▶ What is needed: Each line containing the word "colors" must be collected.

▶ Extracted material:
#####
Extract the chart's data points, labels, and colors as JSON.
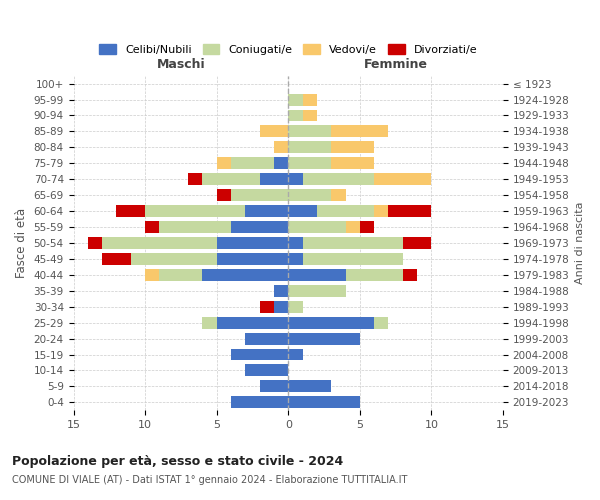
{
  "age_groups": [
    "0-4",
    "5-9",
    "10-14",
    "15-19",
    "20-24",
    "25-29",
    "30-34",
    "35-39",
    "40-44",
    "45-49",
    "50-54",
    "55-59",
    "60-64",
    "65-69",
    "70-74",
    "75-79",
    "80-84",
    "85-89",
    "90-94",
    "95-99",
    "100+"
  ],
  "birth_years": [
    "2019-2023",
    "2014-2018",
    "2009-2013",
    "2004-2008",
    "1999-2003",
    "1994-1998",
    "1989-1993",
    "1984-1988",
    "1979-1983",
    "1974-1978",
    "1969-1973",
    "1964-1968",
    "1959-1963",
    "1954-1958",
    "1949-1953",
    "1944-1948",
    "1939-1943",
    "1934-1938",
    "1929-1933",
    "1924-1928",
    "≤ 1923"
  ],
  "males": {
    "celibi": [
      4,
      2,
      3,
      4,
      3,
      5,
      1,
      1,
      6,
      5,
      5,
      4,
      3,
      0,
      2,
      1,
      0,
      0,
      0,
      0,
      0
    ],
    "coniugati": [
      0,
      0,
      0,
      0,
      0,
      1,
      0,
      0,
      3,
      6,
      8,
      5,
      7,
      4,
      4,
      3,
      0,
      0,
      0,
      0,
      0
    ],
    "vedovi": [
      0,
      0,
      0,
      0,
      0,
      0,
      0,
      0,
      1,
      0,
      0,
      0,
      0,
      0,
      0,
      1,
      1,
      2,
      0,
      0,
      0
    ],
    "divorziati": [
      0,
      0,
      0,
      0,
      0,
      0,
      1,
      0,
      0,
      2,
      1,
      1,
      2,
      1,
      1,
      0,
      0,
      0,
      0,
      0,
      0
    ]
  },
  "females": {
    "nubili": [
      5,
      3,
      0,
      1,
      5,
      6,
      0,
      0,
      4,
      1,
      1,
      0,
      2,
      0,
      1,
      0,
      0,
      0,
      0,
      0,
      0
    ],
    "coniugate": [
      0,
      0,
      0,
      0,
      0,
      1,
      1,
      4,
      4,
      7,
      7,
      4,
      4,
      3,
      5,
      3,
      3,
      3,
      1,
      1,
      0
    ],
    "vedove": [
      0,
      0,
      0,
      0,
      0,
      0,
      0,
      0,
      0,
      0,
      0,
      1,
      1,
      1,
      4,
      3,
      3,
      4,
      1,
      1,
      0
    ],
    "divorziate": [
      0,
      0,
      0,
      0,
      0,
      0,
      0,
      0,
      1,
      0,
      2,
      1,
      3,
      0,
      0,
      0,
      0,
      0,
      0,
      0,
      0
    ]
  },
  "color_celibi": "#4472c4",
  "color_coniugati": "#c5d9a0",
  "color_vedovi": "#f9c86b",
  "color_divorziati": "#cc0000",
  "xlim": 15,
  "title": "Popolazione per età, sesso e stato civile - 2024",
  "subtitle": "COMUNE DI VIALE (AT) - Dati ISTAT 1° gennaio 2024 - Elaborazione TUTTITALIA.IT",
  "ylabel_left": "Fasce di età",
  "ylabel_right": "Anni di nascita",
  "xlabel_left": "Maschi",
  "xlabel_right": "Femmine",
  "legend_labels": [
    "Celibi/Nubili",
    "Coniugati/e",
    "Vedovi/e",
    "Divorziati/e"
  ],
  "bg_color": "#ffffff",
  "grid_color": "#cccccc"
}
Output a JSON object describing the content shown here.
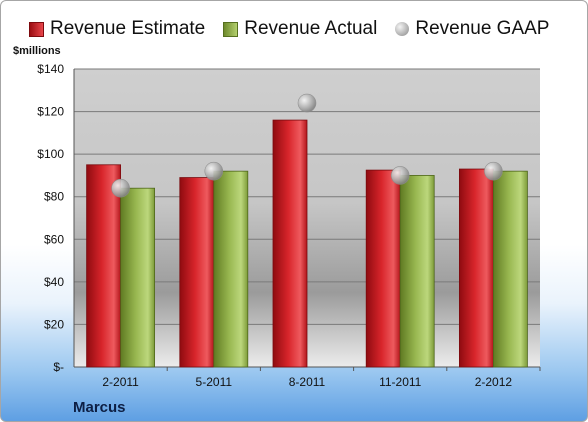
{
  "legend": {
    "estimate": "Revenue Estimate",
    "actual": "Revenue Actual",
    "gaap": "Revenue GAAP"
  },
  "unit_label": "$millions",
  "company": "Marcus",
  "colors": {
    "estimate": "#c8161d",
    "actual": "#93b04a",
    "gaap": "#b3b3b3"
  },
  "chart_data": {
    "type": "bar",
    "categories": [
      "2-2011",
      "5-2011",
      "8-2011",
      "11-2011",
      "2-2012"
    ],
    "series": [
      {
        "name": "Revenue Estimate",
        "values": [
          95,
          89,
          116,
          92.5,
          93
        ]
      },
      {
        "name": "Revenue Actual",
        "values": [
          84,
          92,
          null,
          90,
          92
        ]
      },
      {
        "name": "Revenue GAAP",
        "type": "scatter",
        "values": [
          84,
          92,
          124,
          90,
          92
        ]
      }
    ],
    "ylabel": "$millions",
    "ylim": [
      0,
      140
    ],
    "yticks": [
      0,
      20,
      40,
      60,
      80,
      100,
      120,
      140
    ],
    "ytick_labels": [
      "$-",
      "$20",
      "$40",
      "$60",
      "$80",
      "$100",
      "$120",
      "$140"
    ],
    "grid": true,
    "legend_position": "top"
  }
}
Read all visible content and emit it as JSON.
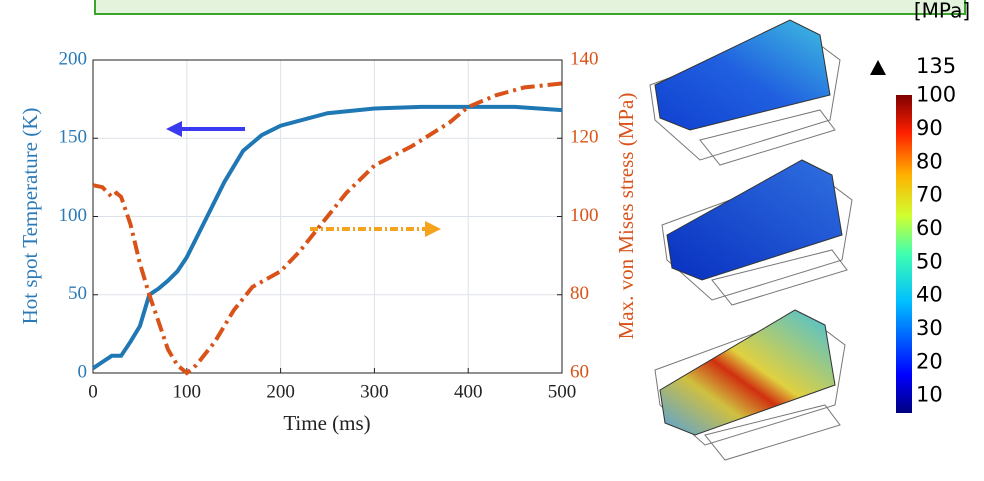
{
  "chart_data": {
    "type": "line",
    "xlabel": "Time (ms)",
    "ylabel": "Hot spot Temperature (K)",
    "y2label": "Max. von Mises stress (MPa)",
    "xlim": [
      0,
      500
    ],
    "xticks": [
      0,
      100,
      200,
      300,
      400,
      500
    ],
    "ylim": [
      0,
      200
    ],
    "yticks": [
      0,
      50,
      100,
      150,
      200
    ],
    "y2lim": [
      60,
      140
    ],
    "y2ticks": [
      60,
      80,
      100,
      120,
      140
    ],
    "grid": true,
    "series": [
      {
        "color": "#1f77b4",
        "x": [
          0,
          10,
          20,
          30,
          40,
          50,
          60,
          70,
          80,
          90,
          100,
          120,
          140,
          160,
          180,
          200,
          250,
          300,
          350,
          400,
          450,
          500
        ],
        "values": [
          3,
          7,
          11,
          11,
          20,
          30,
          50,
          54,
          59,
          65,
          74,
          98,
          122,
          142,
          152,
          158,
          166,
          169,
          170,
          170,
          170,
          168
        ]
      },
      {
        "color": "#d95319",
        "axis": "y2",
        "x": [
          0,
          10,
          20,
          25,
          30,
          40,
          50,
          60,
          70,
          80,
          90,
          100,
          110,
          130,
          150,
          170,
          200,
          220,
          250,
          270,
          300,
          340,
          380,
          400,
          430,
          460,
          500
        ],
        "values": [
          108,
          107.5,
          105,
          106,
          105,
          98,
          88,
          80,
          73,
          66,
          62,
          60,
          62,
          68,
          76,
          82,
          86,
          91,
          100,
          106,
          113,
          118,
          124,
          128,
          131,
          133,
          134
        ]
      }
    ]
  },
  "colorbar": {
    "unit": "[MPa]",
    "max_label": "135",
    "ticks": [
      100,
      90,
      80,
      70,
      60,
      50,
      40,
      30,
      20,
      10
    ]
  }
}
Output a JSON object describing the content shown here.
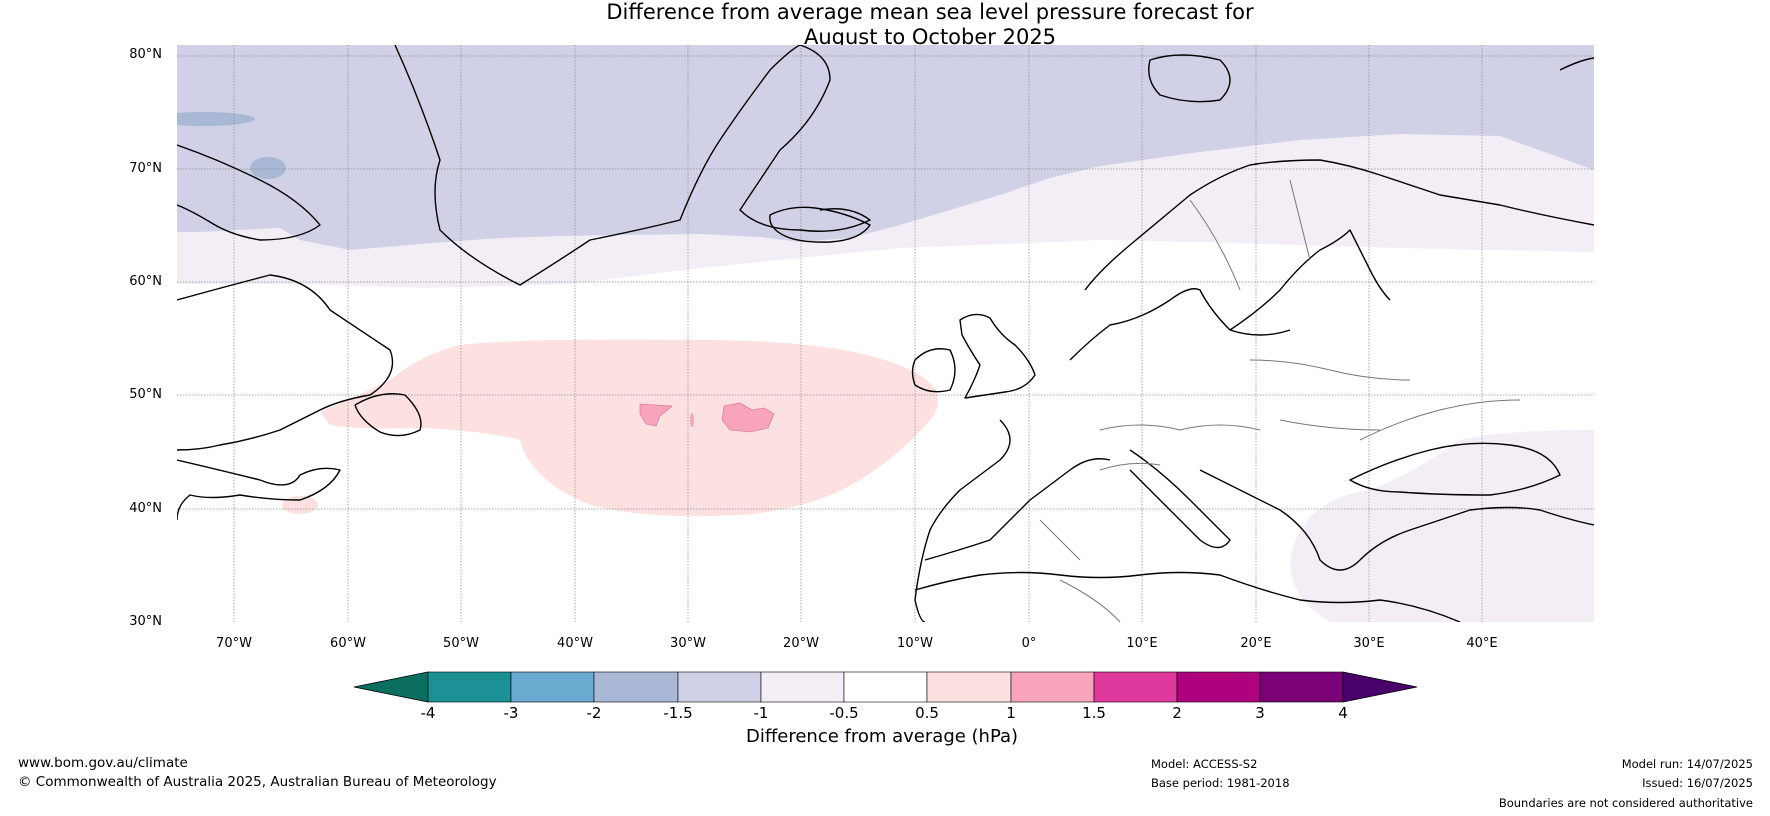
#####
▶ Solution for this exercise:
Extract the chart's data points, labels, and colors as JSON.
  "colors": {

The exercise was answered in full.